Information supplied:
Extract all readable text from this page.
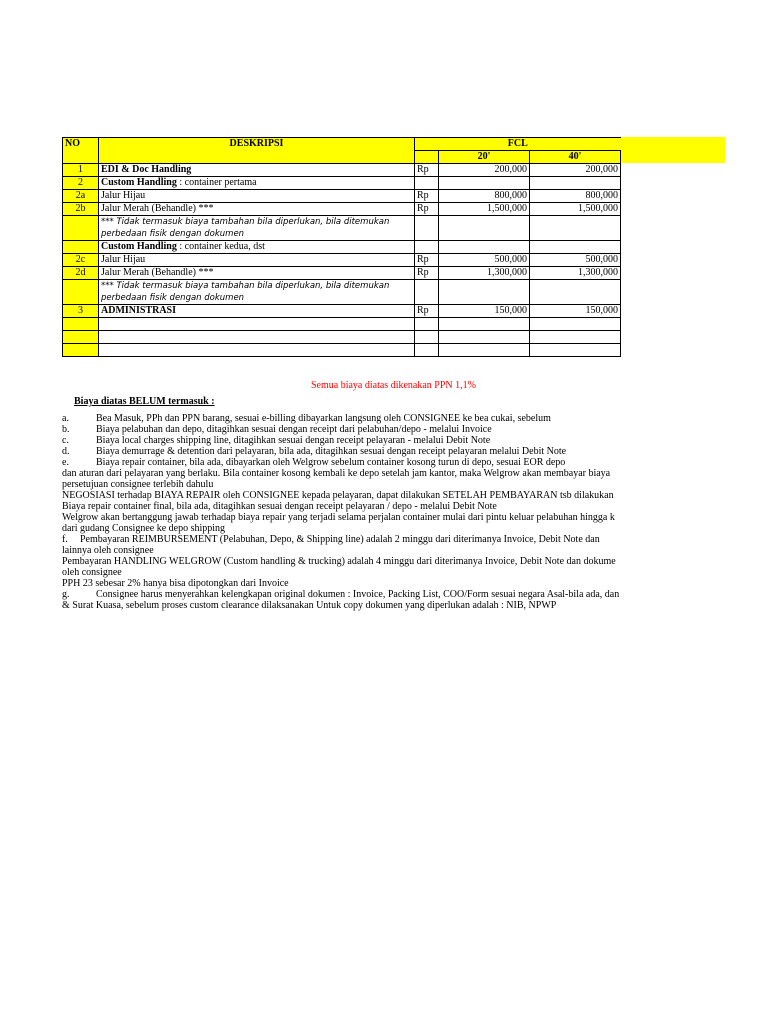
NO	DESKRIPSI	FCL		
			20'	40'
1	EDI & Doc Handling	Rp	200,000	200,000
2	Custom Handling : container pertama			
2a	Jalur Hijau	Rp	800,000	800,000
2b	Jalur Merah (Behandle) ***	Rp	1,500,000	1,500,000
	*** Tidak termasuk biaya tambahan bila diperlukan, bila ditemukan perbedaan fisik dengan dokumen			
	Custom Handling : container kedua, dst			
2c	Jalur Hijau	Rp	500,000	500,000
2d	Jalur Merah (Behandle) ***	Rp	1,300,000	1,300,000
	*** Tidak termasuk biaya tambahan bila diperlukan, bila ditemukan perbedaan fisik dengan dokumen			
3	ADMINISTRASI	Rp	150,000	150,000

Semua biaya diatas dikenakan PPN 1,1%
Biaya diatas BELUM termasuk :
a.	Bea Masuk, PPh dan PPN barang, sesuai e-billing dibayarkan langsung oleh CONSIGNEE ke bea cukai, sebelum
b.	Biaya pelabuhan dan depo, ditagihkan sesuai dengan receipt dari pelabuhan/depo - melalui Invoice
c.	Biaya local charges shipping line, ditagihkan sesuai dengan receipt pelayaran - melalui Debit Note
d.	Biaya demurrage & detention dari pelayaran, bila ada, ditagihkan sesuai dengan receipt pelayaran melalui Debit Note
e.	Biaya repair container, bila ada, dibayarkan oleh Welgrow sebelum container kosong turun di depo, sesuai EOR depo
dan aturan dari pelayaran yang berlaku. Bila container kosong kembali ke depo setelah jam kantor, maka Welgrow akan membayar biaya
persetujuan consignee terlebih dahulu
NEGOSIASI terhadap BIAYA REPAIR oleh CONSIGNEE kepada pelayaran, dapat dilakukan SETELAH PEMBAYARAN tsb dilakukan
Biaya repair container final, bila ada, ditagihkan sesuai dengan receipt pelayaran / depo - melalui Debit Note
Welgrow akan bertanggung jawab terhadap biaya repair yang terjadi selama perjalan container mulai dari pintu keluar pelabuhan hingga k
dari gudang Consignee ke depo shipping
f. Pembayaran REIMBURSEMENT (Pelabuhan, Depo, & Shipping line) adalah 2 minggu dari diterimanya Invoice, Debit Note dan
lainnya oleh consignee
Pembayaran HANDLING WELGROW (Custom handling & trucking) adalah 4 minggu dari diterimanya Invoice, Debit Note dan dokume
oleh consignee
PPH 23 sebesar 2% hanya bisa dipotongkan dari Invoice
g.	Consignee harus menyerahkan kelengkapan original dokumen : Invoice, Packing List, COO/Form sesuai negara Asal-bila ada, dan
& Surat Kuasa, sebelum proses custom clearance dilaksanakan Untuk copy dokumen yang diperlukan adalah : NIB, NPWP
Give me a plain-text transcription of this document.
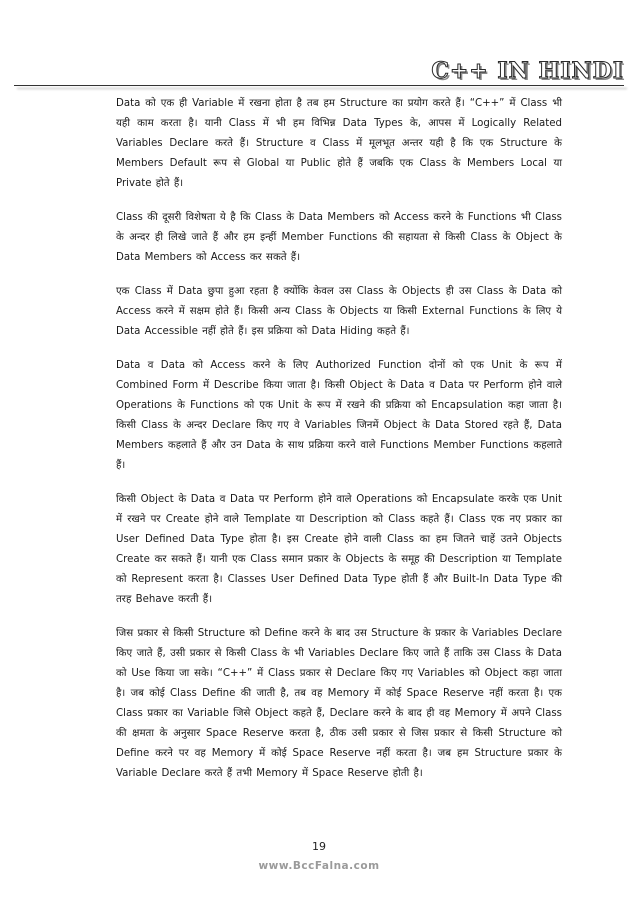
C++ IN HINDI

Data को एक ही Variable में रखना होता है तब हम Structure का प्रयोग करते हैं। “C++” में Class भी यही काम करता है। यानी Class में भी हम विभिन्न Data Types के, आपस में Logically Related Variables Declare करते हैं। Structure व Class में मूलभूत अन्तर यही है कि एक Structure के Members Default रूप से Global या Public होते हैं जबकि एक Class के Members Local या Private होते हैं।

Class की दूसरी विशेषता ये है कि Class के Data Members को Access करने के Functions भी Class के अन्दर ही लिखे जाते हैं और हम इन्हीं Member Functions की सहायता से किसी Class के Object के Data Members को Access कर सकते हैं।

एक Class में Data छुपा हुआ रहता है क्योंकि केवल उस Class के Objects ही उस Class के Data को Access करने में सक्षम होते हैं। किसी अन्य Class के Objects या किसी External Functions के लिए ये Data Accessible नहीं होते हैं। इस प्रक्रिया को Data Hiding कहते हैं।

Data व Data को Access करने के लिए Authorized Function दोनों को एक Unit के रूप में Combined Form में Describe किया जाता है। किसी Object के Data व Data पर Perform होने वाले Operations के Functions को एक Unit के रूप में रखने की प्रक्रिया को Encapsulation कहा जाता है। किसी Class के अन्दर Declare किए गए वे Variables जिनमें Object के Data Stored रहते हैं, Data Members कहलाते हैं और उन Data के साथ प्रक्रिया करने वाले Functions Member Functions कहलाते हैं।

किसी Object के Data व Data पर Perform होने वाले Operations को Encapsulate करके एक Unit में रखने पर Create होने वाले Template या Description को Class कहते हैं। Class एक नए प्रकार का User Defined Data Type होता है। इस Create होने वाली Class का हम जितने चाहें उतने Objects Create कर सकते हैं। यानी एक Class समान प्रकार के Objects के समूह की Description या Template को Represent करता है। Classes User Defined Data Type होती हैं और Built-In Data Type की तरह Behave करती हैं।

जिस प्रकार से किसी Structure को Define करने के बाद उस Structure के प्रकार के Variables Declare किए जाते हैं, उसी प्रकार से किसी Class के भी Variables Declare किए जाते हैं ताकि उस Class के Data को Use किया जा सके। “C++” में Class प्रकार से Declare किए गए Variables को Object कहा जाता है। जब कोई Class Define की जाती है, तब वह Memory में कोई Space Reserve नहीं करता है। एक Class प्रकार का Variable जिसे Object कहते हैं, Declare करने के बाद ही वह Memory में अपने Class की क्षमता के अनुसार Space Reserve करता है, ठीक उसी प्रकार से जिस प्रकार से किसी Structure को Define करने पर वह Memory में कोई Space Reserve नहीं करता है। जब हम Structure प्रकार के Variable Declare करते हैं तभी Memory में Space Reserve होती है।

19
www.BccFalna.com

Requirements:
Repeat the data exactly in full, omitting its pictures.

Exercise output:
Extract all readable text from this page.
NO	DESKRIPSI	FCL		
			20'	40'
1	EDI & Doc Handling	Rp	200,000	200,000
2	Custom Handling : container pertama			
2a	Jalur Hijau	Rp	800,000	800,000
2b	Jalur Merah (Behandle) ***	Rp	1,500,000	1,500,000
	*** Tidak termasuk biaya tambahan bila diperlukan, bila ditemukan perbedaan fisik dengan dokumen			
	Custom Handling : container kedua, dst			
2c	Jalur Hijau	Rp	500,000	500,000
2d	Jalur Merah (Behandle) ***	Rp	1,300,000	1,300,000
	*** Tidak termasuk biaya tambahan bila diperlukan, bila ditemukan perbedaan fisik dengan dokumen			
3	ADMINISTRASI	Rp	150,000	150,000

Semua biaya diatas dikenakan PPN 1,1%
Biaya diatas BELUM termasuk :
a.	Bea Masuk, PPh dan PPN barang, sesuai e-billing dibayarkan langsung oleh CONSIGNEE ke bea cukai, sebelum
b.	Biaya pelabuhan dan depo, ditagihkan sesuai dengan receipt dari pelabuhan/depo - melalui Invoice
c.	Biaya local charges shipping line, ditagihkan sesuai dengan receipt pelayaran - melalui Debit Note
d.	Biaya demurrage & detention dari pelayaran, bila ada, ditagihkan sesuai dengan receipt pelayaran melalui Debit Note
e.	Biaya repair container, bila ada, dibayarkan oleh Welgrow sebelum container kosong turun di depo, sesuai EOR depo
dan aturan dari pelayaran yang berlaku. Bila container kosong kembali ke depo setelah jam kantor, maka Welgrow akan membayar biaya
persetujuan consignee terlebih dahulu
NEGOSIASI terhadap BIAYA REPAIR oleh CONSIGNEE kepada pelayaran, dapat dilakukan SETELAH PEMBAYARAN tsb dilakukan
Biaya repair container final, bila ada, ditagihkan sesuai dengan receipt pelayaran / depo - melalui Debit Note
Welgrow akan bertanggung jawab terhadap biaya repair yang terjadi selama perjalan container mulai dari pintu keluar pelabuhan hingga k
dari gudang Consignee ke depo shipping
f. Pembayaran REIMBURSEMENT (Pelabuhan, Depo, & Shipping line) adalah 2 minggu dari diterimanya Invoice, Debit Note dan
lainnya oleh consignee
Pembayaran HANDLING WELGROW (Custom handling & trucking) adalah 4 minggu dari diterimanya Invoice, Debit Note dan dokume
oleh consignee
PPH 23 sebesar 2% hanya bisa dipotongkan dari Invoice
g.	Consignee harus menyerahkan kelengkapan original dokumen : Invoice, Packing List, COO/Form sesuai negara Asal-bila ada, dan
& Surat Kuasa, sebelum proses custom clearance dilaksanakan Untuk copy dokumen yang diperlukan adalah : NIB, NPWP
Give me a plain-text transcription of this document.
C++ IN HINDI

Data को एक ही Variable में रखना होता है तब हम Structure का प्रयोग करते हैं। “C++” में Class भी यही काम करता है। यानी Class में भी हम विभिन्न Data Types के, आपस में Logically Related Variables Declare करते हैं। Structure व Class में मूलभूत अन्तर यही है कि एक Structure के Members Default रूप से Global या Public होते हैं जबकि एक Class के Members Local या Private होते हैं।

Class की दूसरी विशेषता ये है कि Class के Data Members को Access करने के Functions भी Class के अन्दर ही लिखे जाते हैं और हम इन्हीं Member Functions की सहायता से किसी Class के Object के Data Members को Access कर सकते हैं।

एक Class में Data छुपा हुआ रहता है क्योंकि केवल उस Class के Objects ही उस Class के Data को Access करने में सक्षम होते हैं। किसी अन्य Class के Objects या किसी External Functions के लिए ये Data Accessible नहीं होते हैं। इस प्रक्रिया को Data Hiding कहते हैं।

Data व Data को Access करने के लिए Authorized Function दोनों को एक Unit के रूप में Combined Form में Describe किया जाता है। किसी Object के Data व Data पर Perform होने वाले Operations के Functions को एक Unit के रूप में रखने की प्रक्रिया को Encapsulation कहा जाता है। किसी Class के अन्दर Declare किए गए वे Variables जिनमें Object के Data Stored रहते हैं, Data Members कहलाते हैं और उन Data के साथ प्रक्रिया करने वाले Functions Member Functions कहलाते हैं।

किसी Object के Data व Data पर Perform होने वाले Operations को Encapsulate करके एक Unit में रखने पर Create होने वाले Template या Description को Class कहते हैं। Class एक नए प्रकार का User Defined Data Type होता है। इस Create होने वाली Class का हम जितने चाहें उतने Objects Create कर सकते हैं। यानी एक Class समान प्रकार के Objects के समूह की Description या Template को Represent करता है। Classes User Defined Data Type होती हैं और Built-In Data Type की तरह Behave करती हैं।

जिस प्रकार से किसी Structure को Define करने के बाद उस Structure के प्रकार के Variables Declare किए जाते हैं, उसी प्रकार से किसी Class के भी Variables Declare किए जाते हैं ताकि उस Class के Data को Use किया जा सके। “C++” में Class प्रकार से Declare किए गए Variables को Object कहा जाता है। जब कोई Class Define की जाती है, तब वह Memory में कोई Space Reserve नहीं करता है। एक Class प्रकार का Variable जिसे Object कहते हैं, Declare करने के बाद ही वह Memory में अपने Class की क्षमता के अनुसार Space Reserve करता है, ठीक उसी प्रकार से जिस प्रकार से किसी Structure को Define करने पर वह Memory में कोई Space Reserve नहीं करता है। जब हम Structure प्रकार के Variable Declare करते हैं तभी Memory में Space Reserve होती है।

19
www.BccFalna.com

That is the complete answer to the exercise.